== EXERCISE GOAL ==
Find and copy each line of the records where the string "Francisco" shows up.

Stored data entries:
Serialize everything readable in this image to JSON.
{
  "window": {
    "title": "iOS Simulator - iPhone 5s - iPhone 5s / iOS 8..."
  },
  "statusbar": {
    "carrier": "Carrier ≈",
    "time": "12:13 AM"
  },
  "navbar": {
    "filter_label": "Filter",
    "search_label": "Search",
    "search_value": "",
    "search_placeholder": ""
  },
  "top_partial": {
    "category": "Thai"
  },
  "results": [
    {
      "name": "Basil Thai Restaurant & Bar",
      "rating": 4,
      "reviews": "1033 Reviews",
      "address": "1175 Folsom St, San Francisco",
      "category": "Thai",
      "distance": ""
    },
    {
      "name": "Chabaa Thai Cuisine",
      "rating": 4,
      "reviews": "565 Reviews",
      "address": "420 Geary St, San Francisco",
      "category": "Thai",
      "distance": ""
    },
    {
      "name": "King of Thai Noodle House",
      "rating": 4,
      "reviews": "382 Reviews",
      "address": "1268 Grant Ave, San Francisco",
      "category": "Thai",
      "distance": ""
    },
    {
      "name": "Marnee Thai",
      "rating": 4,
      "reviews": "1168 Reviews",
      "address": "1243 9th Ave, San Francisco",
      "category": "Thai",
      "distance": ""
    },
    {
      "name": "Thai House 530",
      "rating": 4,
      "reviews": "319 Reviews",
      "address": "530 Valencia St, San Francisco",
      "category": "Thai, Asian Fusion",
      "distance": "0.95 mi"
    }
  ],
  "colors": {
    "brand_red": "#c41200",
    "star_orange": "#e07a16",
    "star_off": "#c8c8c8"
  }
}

== TASK RESPONSE ==
      "address": "1175 Folsom St, San Francisco",
      "address": "420 Geary St, San Francisco",
      "address": "1268 Grant Ave, San Francisco",
      "address": "1243 9th Ave, San Francisco",
      "address": "530 Valencia St, San Francisco",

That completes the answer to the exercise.